> **Aim of the exercise**
Gather the lines from the material that contain "山东省潍坊市青州市".

================================

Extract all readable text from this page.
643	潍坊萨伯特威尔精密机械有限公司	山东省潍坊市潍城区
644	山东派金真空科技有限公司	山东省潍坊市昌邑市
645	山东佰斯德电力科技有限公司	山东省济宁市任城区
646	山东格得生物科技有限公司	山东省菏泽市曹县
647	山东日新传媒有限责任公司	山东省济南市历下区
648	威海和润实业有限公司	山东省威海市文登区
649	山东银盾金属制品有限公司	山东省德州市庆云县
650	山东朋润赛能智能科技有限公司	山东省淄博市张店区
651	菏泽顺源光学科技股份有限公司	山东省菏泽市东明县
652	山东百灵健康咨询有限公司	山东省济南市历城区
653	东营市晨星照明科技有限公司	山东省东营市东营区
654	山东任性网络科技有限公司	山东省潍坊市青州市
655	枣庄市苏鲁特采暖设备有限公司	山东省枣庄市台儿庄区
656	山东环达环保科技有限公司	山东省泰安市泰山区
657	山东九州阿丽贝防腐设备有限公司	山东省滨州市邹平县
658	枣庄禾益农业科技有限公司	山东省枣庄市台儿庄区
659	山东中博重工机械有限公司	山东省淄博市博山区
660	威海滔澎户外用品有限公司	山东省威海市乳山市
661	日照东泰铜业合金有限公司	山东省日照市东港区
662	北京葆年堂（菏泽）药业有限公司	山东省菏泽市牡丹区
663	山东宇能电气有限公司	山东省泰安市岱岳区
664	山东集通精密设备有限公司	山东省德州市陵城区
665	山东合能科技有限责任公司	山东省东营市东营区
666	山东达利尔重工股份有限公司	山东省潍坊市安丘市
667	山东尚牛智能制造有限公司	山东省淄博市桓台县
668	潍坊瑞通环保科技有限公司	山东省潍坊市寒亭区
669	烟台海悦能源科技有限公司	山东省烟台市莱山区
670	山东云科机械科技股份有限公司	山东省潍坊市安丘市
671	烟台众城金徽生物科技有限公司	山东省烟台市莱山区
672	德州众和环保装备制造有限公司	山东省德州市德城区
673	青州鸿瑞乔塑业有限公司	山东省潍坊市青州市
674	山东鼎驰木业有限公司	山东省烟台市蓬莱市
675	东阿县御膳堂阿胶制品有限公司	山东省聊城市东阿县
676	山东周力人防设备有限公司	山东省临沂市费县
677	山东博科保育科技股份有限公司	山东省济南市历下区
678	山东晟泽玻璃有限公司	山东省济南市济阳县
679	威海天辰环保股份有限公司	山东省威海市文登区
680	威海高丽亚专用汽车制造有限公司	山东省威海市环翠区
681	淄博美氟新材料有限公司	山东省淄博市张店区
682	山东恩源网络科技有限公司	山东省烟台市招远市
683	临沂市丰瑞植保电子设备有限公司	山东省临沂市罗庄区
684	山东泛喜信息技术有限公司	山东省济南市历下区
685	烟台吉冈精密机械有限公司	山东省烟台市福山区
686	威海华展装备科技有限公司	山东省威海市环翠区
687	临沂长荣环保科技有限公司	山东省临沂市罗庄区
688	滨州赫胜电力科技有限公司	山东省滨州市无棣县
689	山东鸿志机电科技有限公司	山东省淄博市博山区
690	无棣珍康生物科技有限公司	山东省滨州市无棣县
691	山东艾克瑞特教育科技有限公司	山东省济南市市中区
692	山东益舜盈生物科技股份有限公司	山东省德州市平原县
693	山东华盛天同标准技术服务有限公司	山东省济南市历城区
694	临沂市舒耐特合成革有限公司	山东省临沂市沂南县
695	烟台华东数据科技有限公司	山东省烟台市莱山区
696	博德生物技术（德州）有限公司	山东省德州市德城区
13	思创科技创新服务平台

================================

> **Response below**
654	山东任性网络科技有限公司	山东省潍坊市青州市
673	青州鸿瑞乔塑业有限公司	山东省潍坊市青州市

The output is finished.